Records from a collection:
start
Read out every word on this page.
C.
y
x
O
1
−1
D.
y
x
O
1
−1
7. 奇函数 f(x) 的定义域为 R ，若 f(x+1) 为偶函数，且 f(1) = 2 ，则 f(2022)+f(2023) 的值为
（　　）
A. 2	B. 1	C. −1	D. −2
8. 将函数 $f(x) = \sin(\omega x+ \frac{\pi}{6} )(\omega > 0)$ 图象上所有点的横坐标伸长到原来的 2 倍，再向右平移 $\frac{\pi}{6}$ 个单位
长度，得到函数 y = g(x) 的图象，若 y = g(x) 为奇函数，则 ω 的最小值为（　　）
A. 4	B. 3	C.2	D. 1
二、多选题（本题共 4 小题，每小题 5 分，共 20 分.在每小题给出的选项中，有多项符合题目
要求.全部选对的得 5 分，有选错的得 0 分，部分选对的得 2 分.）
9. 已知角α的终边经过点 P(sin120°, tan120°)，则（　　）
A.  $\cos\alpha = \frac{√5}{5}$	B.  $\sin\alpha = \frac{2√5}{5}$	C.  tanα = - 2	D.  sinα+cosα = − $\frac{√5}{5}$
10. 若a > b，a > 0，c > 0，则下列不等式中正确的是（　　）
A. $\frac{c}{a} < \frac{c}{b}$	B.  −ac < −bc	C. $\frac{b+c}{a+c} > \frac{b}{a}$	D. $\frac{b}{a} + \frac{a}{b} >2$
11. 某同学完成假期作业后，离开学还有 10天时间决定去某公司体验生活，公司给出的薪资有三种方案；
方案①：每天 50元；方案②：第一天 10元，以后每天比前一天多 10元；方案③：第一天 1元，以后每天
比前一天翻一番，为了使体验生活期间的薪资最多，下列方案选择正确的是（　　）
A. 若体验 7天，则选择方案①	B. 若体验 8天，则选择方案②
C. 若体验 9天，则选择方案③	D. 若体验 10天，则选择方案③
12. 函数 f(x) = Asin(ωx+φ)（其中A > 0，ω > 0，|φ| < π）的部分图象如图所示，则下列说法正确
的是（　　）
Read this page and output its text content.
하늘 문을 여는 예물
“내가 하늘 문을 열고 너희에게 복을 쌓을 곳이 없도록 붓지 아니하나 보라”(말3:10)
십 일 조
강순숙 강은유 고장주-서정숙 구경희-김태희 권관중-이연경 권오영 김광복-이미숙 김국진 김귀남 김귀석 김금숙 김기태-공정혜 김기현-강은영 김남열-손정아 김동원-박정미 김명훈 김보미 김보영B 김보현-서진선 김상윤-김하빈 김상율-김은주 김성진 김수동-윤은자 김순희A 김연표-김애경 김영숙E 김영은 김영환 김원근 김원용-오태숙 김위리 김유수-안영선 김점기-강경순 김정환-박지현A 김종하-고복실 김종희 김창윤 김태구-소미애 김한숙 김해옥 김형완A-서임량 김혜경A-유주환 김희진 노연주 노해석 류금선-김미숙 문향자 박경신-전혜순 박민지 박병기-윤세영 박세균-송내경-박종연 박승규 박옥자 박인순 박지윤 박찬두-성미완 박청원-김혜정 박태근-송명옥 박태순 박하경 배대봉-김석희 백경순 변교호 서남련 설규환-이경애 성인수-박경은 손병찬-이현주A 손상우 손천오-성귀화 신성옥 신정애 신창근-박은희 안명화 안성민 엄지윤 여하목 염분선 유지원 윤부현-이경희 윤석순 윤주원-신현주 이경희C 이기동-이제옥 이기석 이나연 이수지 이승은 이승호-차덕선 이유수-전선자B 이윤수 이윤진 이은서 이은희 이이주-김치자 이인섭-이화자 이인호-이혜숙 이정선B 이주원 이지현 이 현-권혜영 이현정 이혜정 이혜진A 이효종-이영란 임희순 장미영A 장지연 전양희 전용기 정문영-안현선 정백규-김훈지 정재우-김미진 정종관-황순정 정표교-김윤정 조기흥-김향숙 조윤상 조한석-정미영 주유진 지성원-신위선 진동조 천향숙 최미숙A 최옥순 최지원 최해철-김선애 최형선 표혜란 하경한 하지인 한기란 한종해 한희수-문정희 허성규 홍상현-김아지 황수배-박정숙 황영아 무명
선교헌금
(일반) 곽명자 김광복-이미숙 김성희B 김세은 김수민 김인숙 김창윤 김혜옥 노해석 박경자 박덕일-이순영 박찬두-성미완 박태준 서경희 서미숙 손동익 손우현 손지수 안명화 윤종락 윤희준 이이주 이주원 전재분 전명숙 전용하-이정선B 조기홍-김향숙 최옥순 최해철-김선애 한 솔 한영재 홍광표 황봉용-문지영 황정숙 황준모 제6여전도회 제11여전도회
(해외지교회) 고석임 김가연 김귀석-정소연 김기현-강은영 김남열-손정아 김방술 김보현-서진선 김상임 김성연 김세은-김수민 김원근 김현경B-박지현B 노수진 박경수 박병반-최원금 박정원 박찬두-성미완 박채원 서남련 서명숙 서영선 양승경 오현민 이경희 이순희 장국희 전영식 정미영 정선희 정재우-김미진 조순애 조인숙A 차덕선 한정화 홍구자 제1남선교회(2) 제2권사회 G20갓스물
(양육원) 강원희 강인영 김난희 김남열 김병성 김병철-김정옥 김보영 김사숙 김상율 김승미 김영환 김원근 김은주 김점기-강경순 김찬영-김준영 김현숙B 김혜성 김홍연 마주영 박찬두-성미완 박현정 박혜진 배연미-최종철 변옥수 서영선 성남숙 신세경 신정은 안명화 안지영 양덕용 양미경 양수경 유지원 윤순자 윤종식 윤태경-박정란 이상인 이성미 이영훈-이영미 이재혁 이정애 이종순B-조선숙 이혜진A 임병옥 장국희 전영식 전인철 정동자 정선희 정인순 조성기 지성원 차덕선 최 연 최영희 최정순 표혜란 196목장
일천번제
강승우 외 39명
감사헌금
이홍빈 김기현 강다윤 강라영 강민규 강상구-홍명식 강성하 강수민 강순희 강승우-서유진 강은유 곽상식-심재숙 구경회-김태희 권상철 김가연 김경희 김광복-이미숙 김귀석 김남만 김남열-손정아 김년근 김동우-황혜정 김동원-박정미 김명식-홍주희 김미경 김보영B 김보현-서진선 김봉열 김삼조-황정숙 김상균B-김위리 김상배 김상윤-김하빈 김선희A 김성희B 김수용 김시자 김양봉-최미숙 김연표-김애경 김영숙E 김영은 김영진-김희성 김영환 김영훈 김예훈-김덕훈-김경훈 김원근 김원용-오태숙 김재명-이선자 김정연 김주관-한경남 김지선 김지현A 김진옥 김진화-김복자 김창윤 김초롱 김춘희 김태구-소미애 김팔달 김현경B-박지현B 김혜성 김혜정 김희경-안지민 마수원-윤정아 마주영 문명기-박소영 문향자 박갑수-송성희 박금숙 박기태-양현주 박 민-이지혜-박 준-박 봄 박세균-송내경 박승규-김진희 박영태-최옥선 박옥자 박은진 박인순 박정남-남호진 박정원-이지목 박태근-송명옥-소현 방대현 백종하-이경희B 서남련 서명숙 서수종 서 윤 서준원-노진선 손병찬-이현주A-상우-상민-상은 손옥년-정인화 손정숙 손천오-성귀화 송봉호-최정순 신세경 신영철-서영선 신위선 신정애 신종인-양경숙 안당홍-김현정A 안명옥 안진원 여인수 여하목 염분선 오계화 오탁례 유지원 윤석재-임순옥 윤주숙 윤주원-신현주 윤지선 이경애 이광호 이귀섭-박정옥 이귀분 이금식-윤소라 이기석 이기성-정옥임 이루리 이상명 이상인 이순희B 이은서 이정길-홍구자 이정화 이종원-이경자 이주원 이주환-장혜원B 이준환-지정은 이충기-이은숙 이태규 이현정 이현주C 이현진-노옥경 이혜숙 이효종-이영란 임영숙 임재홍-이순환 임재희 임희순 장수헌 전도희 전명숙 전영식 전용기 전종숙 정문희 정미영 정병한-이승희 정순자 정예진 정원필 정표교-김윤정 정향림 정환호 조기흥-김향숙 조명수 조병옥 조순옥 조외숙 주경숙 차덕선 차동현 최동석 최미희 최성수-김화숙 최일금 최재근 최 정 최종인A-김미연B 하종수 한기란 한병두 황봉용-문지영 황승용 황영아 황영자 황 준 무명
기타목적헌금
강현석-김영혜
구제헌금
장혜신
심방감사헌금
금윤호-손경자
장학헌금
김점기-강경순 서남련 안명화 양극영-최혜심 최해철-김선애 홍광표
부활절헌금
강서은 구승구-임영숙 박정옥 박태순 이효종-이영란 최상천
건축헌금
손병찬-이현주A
end
Required work:
Show all lines above holding "frac".

Solution to the problem:
8. 将函数 $f(x) = \sin(\omega x+ \frac{\pi}{6} )(\omega > 0)$ 图象上所有点的横坐标伸长到原来的 2 倍，再向右平移 $\frac{\pi}{6}$ 个单位
A.  $\cos\alpha = \frac{√5}{5}$	B.  $\sin\alpha = \frac{2√5}{5}$	C.  tanα = - 2	D.  sinα+cosα = − $\frac{√5}{5}$
A. $\frac{c}{a} < \frac{c}{b}$	B.  −ac < −bc	C. $\frac{b+c}{a+c} > \frac{b}{a}$	D. $\frac{b}{a} + \frac{a}{b} >2$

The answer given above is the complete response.